>>>>

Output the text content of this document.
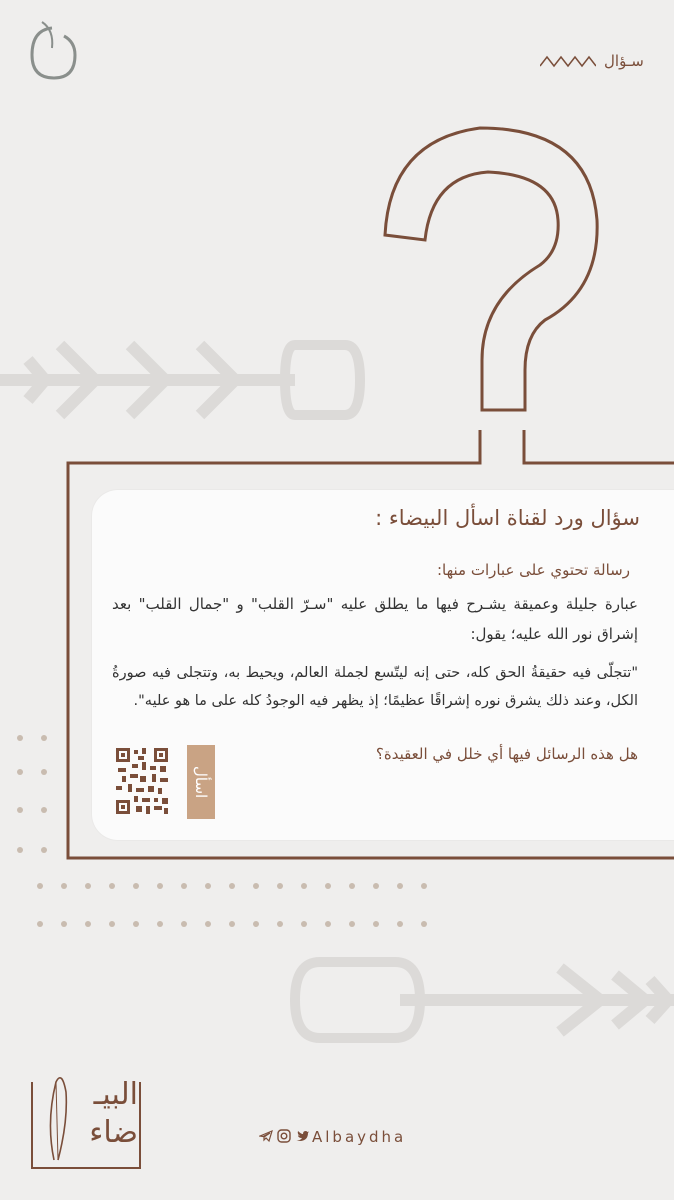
سـؤال
سؤال ورد لقناة اسأل البيضاء :
رسالة تحتوي على عبارات منها:
عبارة جليلة وعميقة يشـرح فيها ما يطلق عليه "سـرّ القلب" و "جمال القلب" بعد إشراق نور الله عليه؛ يقول:
"تتجلّى فيه حقيقةُ الحق كله، حتى إنه ليتّسع لجملة العالم، ويحيط به، وتتجلى فيه صورةُ الكل، وعند ذلك يشرق نوره إشراقًا عظيمًا؛ إذ يظهر فيه الوجودُ كله على ما هو عليه".
هل هذه الرسائل فيها أي خلل في العقيدة؟
اسأل
Albaydha
البيـ
ضاء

<<<<

● Requirement
Could you reproduce every record above exactly, leaving out the pictures?

● Exercise response
Output the text content of this document.
سـؤال
سؤال ورد لقناة اسأل البيضاء :
رسالة تحتوي على عبارات منها:
عبارة جليلة وعميقة يشـرح فيها ما يطلق عليه "سـرّ القلب" و "جمال القلب" بعد إشراق نور الله عليه؛ يقول:
"تتجلّى فيه حقيقةُ الحق كله، حتى إنه ليتّسع لجملة العالم، ويحيط به، وتتجلى فيه صورةُ الكل، وعند ذلك يشرق نوره إشراقًا عظيمًا؛ إذ يظهر فيه الوجودُ كله على ما هو عليه".
هل هذه الرسائل فيها أي خلل في العقيدة؟
اسأل
Albaydha
البيـ
ضاء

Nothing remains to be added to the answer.